Stored data
— BEGIN —

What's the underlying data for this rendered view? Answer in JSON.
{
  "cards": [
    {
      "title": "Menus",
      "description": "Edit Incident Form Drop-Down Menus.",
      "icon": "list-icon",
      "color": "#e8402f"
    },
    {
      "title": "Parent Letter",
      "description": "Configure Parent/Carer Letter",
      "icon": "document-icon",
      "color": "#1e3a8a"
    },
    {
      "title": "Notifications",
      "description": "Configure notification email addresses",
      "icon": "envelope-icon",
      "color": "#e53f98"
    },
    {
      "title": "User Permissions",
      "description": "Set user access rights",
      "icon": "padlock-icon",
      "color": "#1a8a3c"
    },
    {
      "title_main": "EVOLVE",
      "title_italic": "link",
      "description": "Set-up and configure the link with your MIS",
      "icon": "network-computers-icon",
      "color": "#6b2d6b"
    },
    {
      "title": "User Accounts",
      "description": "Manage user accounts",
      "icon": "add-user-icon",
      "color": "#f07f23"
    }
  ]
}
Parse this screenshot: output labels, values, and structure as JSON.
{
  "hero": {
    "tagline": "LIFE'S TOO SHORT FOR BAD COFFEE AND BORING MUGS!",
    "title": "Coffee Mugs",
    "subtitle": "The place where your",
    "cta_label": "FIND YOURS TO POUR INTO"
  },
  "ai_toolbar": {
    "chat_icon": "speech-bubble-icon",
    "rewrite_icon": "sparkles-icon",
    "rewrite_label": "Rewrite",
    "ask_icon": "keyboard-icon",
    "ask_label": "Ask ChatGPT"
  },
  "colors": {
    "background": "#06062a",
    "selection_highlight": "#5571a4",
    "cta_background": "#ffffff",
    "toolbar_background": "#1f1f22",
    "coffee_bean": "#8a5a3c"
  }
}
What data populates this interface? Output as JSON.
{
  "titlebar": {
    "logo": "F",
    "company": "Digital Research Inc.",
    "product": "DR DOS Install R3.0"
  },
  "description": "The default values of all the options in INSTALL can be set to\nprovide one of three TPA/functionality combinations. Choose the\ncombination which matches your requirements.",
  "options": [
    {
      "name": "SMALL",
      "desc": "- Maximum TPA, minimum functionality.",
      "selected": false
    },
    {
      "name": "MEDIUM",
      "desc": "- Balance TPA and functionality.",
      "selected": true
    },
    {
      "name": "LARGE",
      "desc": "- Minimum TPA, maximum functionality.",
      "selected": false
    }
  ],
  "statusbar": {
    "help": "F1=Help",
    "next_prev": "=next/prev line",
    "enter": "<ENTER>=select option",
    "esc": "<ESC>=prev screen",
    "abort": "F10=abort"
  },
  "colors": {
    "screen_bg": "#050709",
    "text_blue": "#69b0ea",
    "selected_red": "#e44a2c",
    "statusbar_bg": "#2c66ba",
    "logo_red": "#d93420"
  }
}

— END —

Instruction
Retype all the material above precisely, with no line left out.

The reply
What's the underlying data for this rendered view? Answer in JSON.
{
  "cards": [
    {
      "title": "Menus",
      "description": "Edit Incident Form Drop-Down Menus.",
      "icon": "list-icon",
      "color": "#e8402f"
    },
    {
      "title": "Parent Letter",
      "description": "Configure Parent/Carer Letter",
      "icon": "document-icon",
      "color": "#1e3a8a"
    },
    {
      "title": "Notifications",
      "description": "Configure notification email addresses",
      "icon": "envelope-icon",
      "color": "#e53f98"
    },
    {
      "title": "User Permissions",
      "description": "Set user access rights",
      "icon": "padlock-icon",
      "color": "#1a8a3c"
    },
    {
      "title_main": "EVOLVE",
      "title_italic": "link",
      "description": "Set-up and configure the link with your MIS",
      "icon": "network-computers-icon",
      "color": "#6b2d6b"
    },
    {
      "title": "User Accounts",
      "description": "Manage user accounts",
      "icon": "add-user-icon",
      "color": "#f07f23"
    }
  ]
}
Parse this screenshot: output labels, values, and structure as JSON.
{
  "hero": {
    "tagline": "LIFE'S TOO SHORT FOR BAD COFFEE AND BORING MUGS!",
    "title": "Coffee Mugs",
    "subtitle": "The place where your",
    "cta_label": "FIND YOURS TO POUR INTO"
  },
  "ai_toolbar": {
    "chat_icon": "speech-bubble-icon",
    "rewrite_icon": "sparkles-icon",
    "rewrite_label": "Rewrite",
    "ask_icon": "keyboard-icon",
    "ask_label": "Ask ChatGPT"
  },
  "colors": {
    "background": "#06062a",
    "selection_highlight": "#5571a4",
    "cta_background": "#ffffff",
    "toolbar_background": "#1f1f22",
    "coffee_bean": "#8a5a3c"
  }
}
What data populates this interface? Output as JSON.
{
  "titlebar": {
    "logo": "F",
    "company": "Digital Research Inc.",
    "product": "DR DOS Install R3.0"
  },
  "description": "The default values of all the options in INSTALL can be set to\nprovide one of three TPA/functionality combinations. Choose the\ncombination which matches your requirements.",
  "options": [
    {
      "name": "SMALL",
      "desc": "- Maximum TPA, minimum functionality.",
      "selected": false
    },
    {
      "name": "MEDIUM",
      "desc": "- Balance TPA and functionality.",
      "selected": true
    },
    {
      "name": "LARGE",
      "desc": "- Minimum TPA, maximum functionality.",
      "selected": false
    }
  ],
  "statusbar": {
    "help": "F1=Help",
    "next_prev": "=next/prev line",
    "enter": "<ENTER>=select option",
    "esc": "<ESC>=prev screen",
    "abort": "F10=abort"
  },
  "colors": {
    "screen_bg": "#050709",
    "text_blue": "#69b0ea",
    "selected_red": "#e44a2c",
    "statusbar_bg": "#2c66ba",
    "logo_red": "#d93420"
  }
}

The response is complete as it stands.